Copy out every line in the entries below that includes "following".
— begin Exercise inputs —
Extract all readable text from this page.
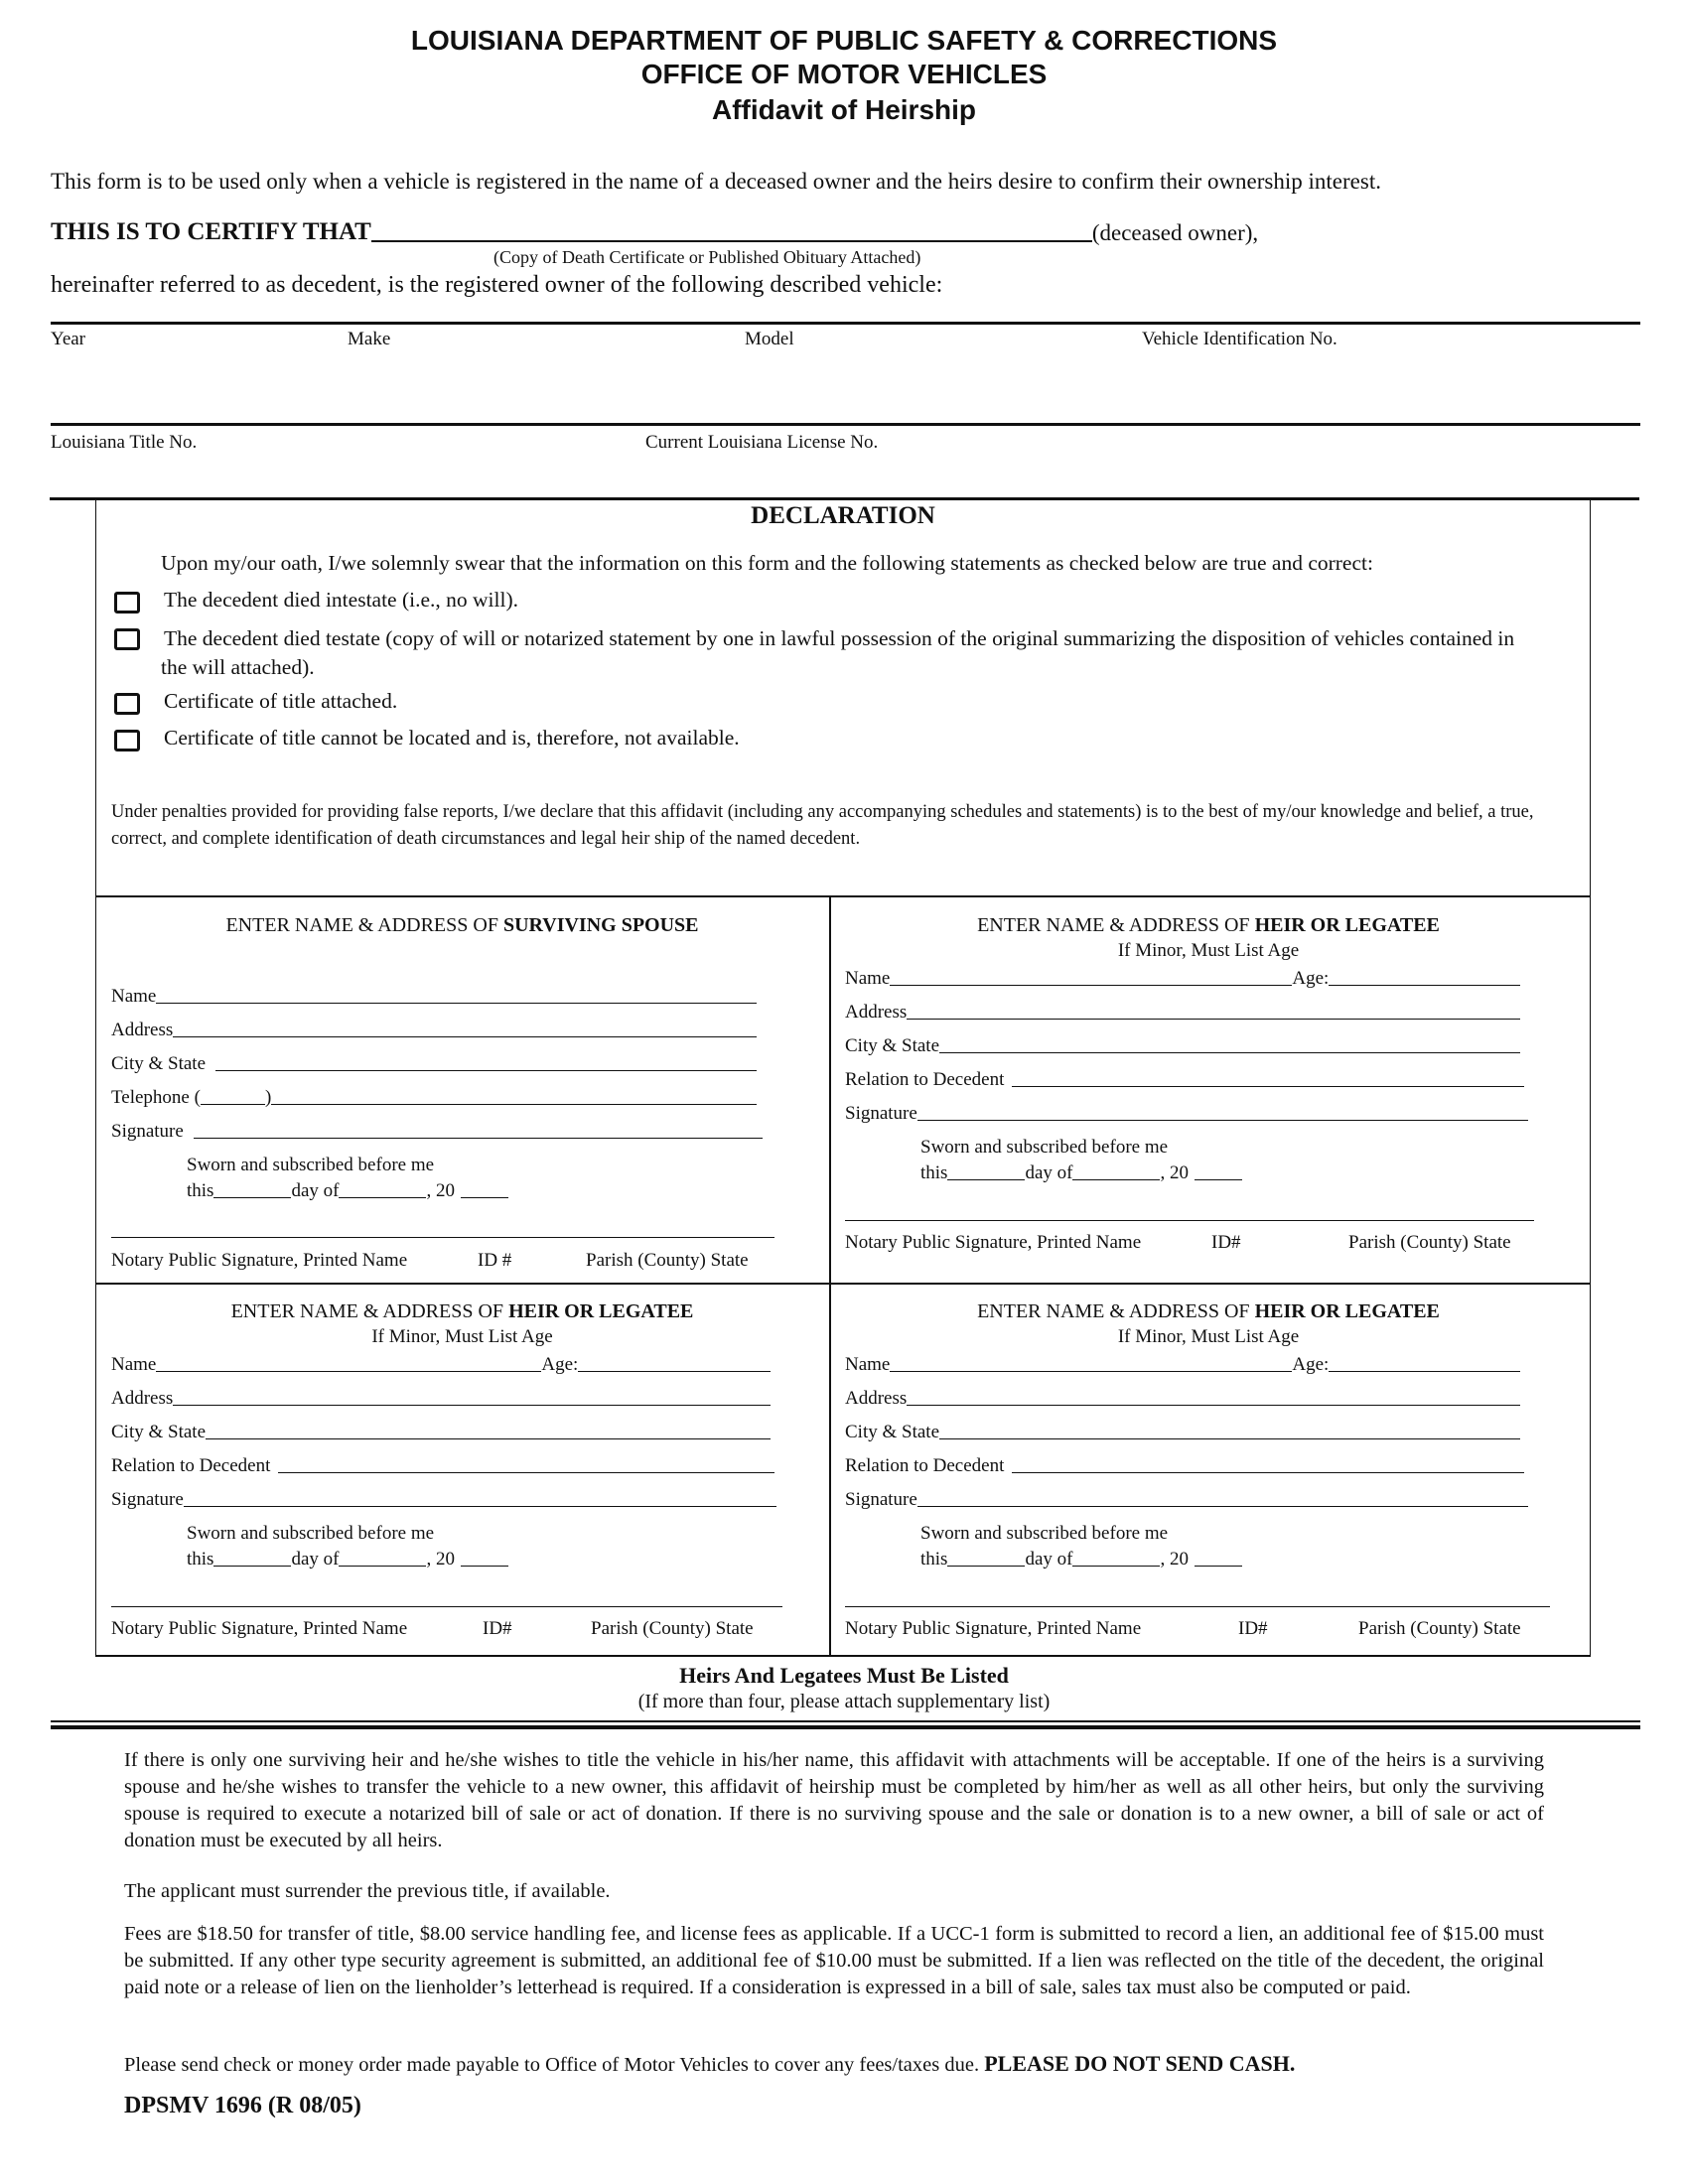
LOUISIANA DEPARTMENT OF PUBLIC SAFETY & CORRECTIONS
OFFICE OF MOTOR VEHICLES
Affidavit of Heirship
This form is to be used only when a vehicle is registered in the name of a deceased owner and the heirs desire to confirm their ownership interest.
THIS IS TO CERTIFY THAT	(deceased owner),
(Copy of Death Certificate or Published Obituary Attached)
hereinafter referred to as decedent, is the registered owner of the following described vehicle:
Year	Make	Model	Vehicle Identification No.
Louisiana Title No.	Current Louisiana License No.
DECLARATION
Upon my/our oath, I/we solemnly swear that the information on this form and the following statements as checked below are true and correct:
The decedent died intestate (i.e., no will).
The decedent died testate (copy of will or notarized statement by one in lawful possession of the original summarizing the disposition of vehicles contained in the will attached).
Certificate of title attached.
Certificate of title cannot be located and is, therefore, not available.
Under penalties provided for providing false reports, I/we declare that this affidavit (including any accompanying schedules and statements) is to the best of my/our knowledge and belief, a true, correct, and complete identification of death circumstances and legal heir ship of the named decedent.
ENTER NAME & ADDRESS OF SURVIVING SPOUSE
Name
Address
City & State
Telephone (	)
Signature
Sworn and subscribed before me
this	day of	, 20
Notary Public Signature, Printed Name	ID #	Parish (County) State
ENTER NAME & ADDRESS OF HEIR OR LEGATEE
If Minor, Must List Age
Name	Age:
Address
City & State
Relation to Decedent
Signature
Sworn and subscribed before me
this	day of	, 20
Notary Public Signature, Printed Name	ID#	Parish (County) State
ENTER NAME & ADDRESS OF HEIR OR LEGATEE
If Minor, Must List Age
Name	Age:
Address
City & State
Relation to Decedent
Signature
Sworn and subscribed before me
this	day of	, 20
Notary Public Signature, Printed Name	ID#	Parish (County) State
ENTER NAME & ADDRESS OF HEIR OR LEGATEE
If Minor, Must List Age
Name	Age:
Address
City & State
Relation to Decedent
Signature
Sworn and subscribed before me
this	day of	, 20
Notary Public Signature, Printed Name	ID#	Parish (County) State
Heirs And Legatees Must Be Listed
(If more than four, please attach supplementary list)
If there is only one surviving heir and he/she wishes to title the vehicle in his/her name, this affidavit with attachments will be acceptable. If one of the heirs is a surviving spouse and he/she wishes to transfer the vehicle to a new owner, this affidavit of heirship must be completed by him/her as well as all other heirs, but only the surviving spouse is required to execute a notarized bill of sale or act of donation. If there is no surviving spouse and the sale or donation is to a new owner, a bill of sale or act of donation must be executed by all heirs.
The applicant must surrender the previous title, if available.
Fees are $18.50 for transfer of title, $8.00 service handling fee, and license fees as applicable. If a UCC-1 form is submitted to record a lien, an additional fee of $15.00 must be submitted. If any other type security agreement is submitted, an additional fee of $10.00 must be submitted. If a lien was reflected on the title of the decedent, the original paid note or a release of lien on the lienholder’s letterhead is required. If a consideration is expressed in a bill of sale, sales tax must also be computed or paid.
Please send check or money order made payable to Office of Motor Vehicles to cover any fees/taxes due. PLEASE DO NOT SEND CASH.
DPSMV 1696 (R 08/05)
— end Exercise inputs —
* The output
hereinafter referred to as decedent, is the registered owner of the following described vehicle:
Upon my/our oath, I/we solemnly swear that the information on this form and the following statements as checked below are true and correct:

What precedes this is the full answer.